Available records
_ _ _ _ _

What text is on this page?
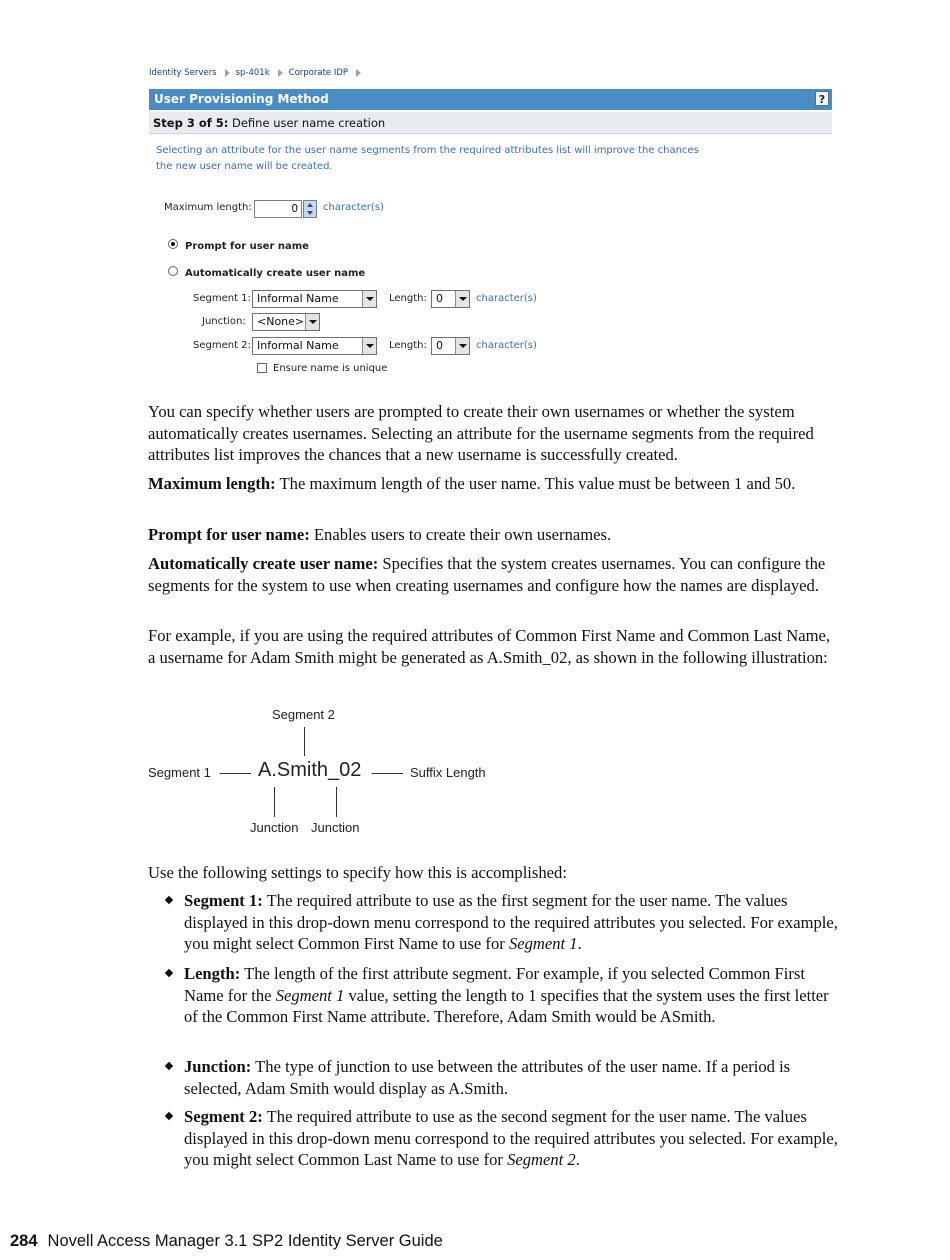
Identity Servers sp-401k Corporate IDP
User Provisioning Method	?
Step 3 of 5: Define user name creation
Selecting an attribute for the user name segments from the required attributes list will improve the chances
the new user name will be created.
Maximum length:	0	character(s)
Prompt for user name
Automatically create user name
Segment 1: Informal Name	Length: 0	character(s)
Junction:	<None>
Segment 2: Informal Name	Length: 0	character(s)
Ensure name is unique

You can specify whether users are prompted to create their own usernames or whether the system automatically creates usernames. Selecting an attribute for the username segments from the required attributes list improves the chances that a new username is successfully created.

Maximum length: The maximum length of the user name. This value must be between 1 and 50.

Prompt for user name: Enables users to create their own usernames.

Automatically create user name: Specifies that the system creates usernames. You can configure the segments for the system to use when creating usernames and configure how the names are displayed.

For example, if you are using the required attributes of Common First Name and Common Last Name, a username for Adam Smith might be generated as A.Smith_02, as shown in the following illustration:

Segment 2
Segment 1 A.Smith_02	Suffix Length
Junction Junction

Use the following settings to specify how this is accomplished:

Segment 1: The required attribute to use as the first segment for the user name. The values displayed in this drop-down menu correspond to the required attributes you selected. For example, you might select Common First Name to use for Segment 1.

Length: The length of the first attribute segment. For example, if you selected Common First Name for the Segment 1 value, setting the length to 1 specifies that the system uses the first letter of the Common First Name attribute. Therefore, Adam Smith would be ASmith.

Junction: The type of junction to use between the attributes of the user name. If a period is selected, Adam Smith would display as A.Smith.

Segment 2: The required attribute to use as the second segment for the user name. The values displayed in this drop-down menu correspond to the required attributes you selected. For example, you might select Common Last Name to use for Segment 2.

284 Novell Access Manager 3.1 SP2 Identity Server Guide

_ _ _ _ _

Short task
Tally every line of the data that holds the word "Junction" and write the count alone.

The solution
3